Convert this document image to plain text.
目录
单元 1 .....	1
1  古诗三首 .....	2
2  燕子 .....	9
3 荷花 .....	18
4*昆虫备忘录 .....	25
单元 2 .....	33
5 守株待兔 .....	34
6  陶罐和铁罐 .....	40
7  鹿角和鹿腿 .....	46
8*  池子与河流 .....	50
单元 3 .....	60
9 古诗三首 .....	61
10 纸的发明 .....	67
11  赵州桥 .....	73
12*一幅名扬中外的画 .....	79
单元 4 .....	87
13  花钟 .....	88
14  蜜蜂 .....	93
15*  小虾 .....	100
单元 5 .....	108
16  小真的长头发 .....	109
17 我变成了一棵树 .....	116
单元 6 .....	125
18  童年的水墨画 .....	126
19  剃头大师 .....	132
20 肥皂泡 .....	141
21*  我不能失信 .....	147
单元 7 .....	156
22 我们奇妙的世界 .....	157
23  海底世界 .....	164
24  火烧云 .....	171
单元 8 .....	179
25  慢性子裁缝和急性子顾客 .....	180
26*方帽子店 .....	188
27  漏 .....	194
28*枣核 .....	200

++++++++++

Write the entire listing out again, word for word.

EXERCISE RESULT |
Convert this document image to plain text.
目录
单元 1 .....	1
1  古诗三首 .....	2
2  燕子 .....	9
3 荷花 .....	18
4*昆虫备忘录 .....	25
单元 2 .....	33
5 守株待兔 .....	34
6  陶罐和铁罐 .....	40
7  鹿角和鹿腿 .....	46
8*  池子与河流 .....	50
单元 3 .....	60
9 古诗三首 .....	61
10 纸的发明 .....	67
11  赵州桥 .....	73
12*一幅名扬中外的画 .....	79
单元 4 .....	87
13  花钟 .....	88
14  蜜蜂 .....	93
15*  小虾 .....	100
单元 5 .....	108
16  小真的长头发 .....	109
17 我变成了一棵树 .....	116
单元 6 .....	125
18  童年的水墨画 .....	126
19  剃头大师 .....	132
20 肥皂泡 .....	141
21*  我不能失信 .....	147
单元 7 .....	156
22 我们奇妙的世界 .....	157
23  海底世界 .....	164
24  火烧云 .....	171
单元 8 .....	179
25  慢性子裁缝和急性子顾客 .....	180
26*方帽子店 .....	188
27  漏 .....	194
28*枣核 .....	200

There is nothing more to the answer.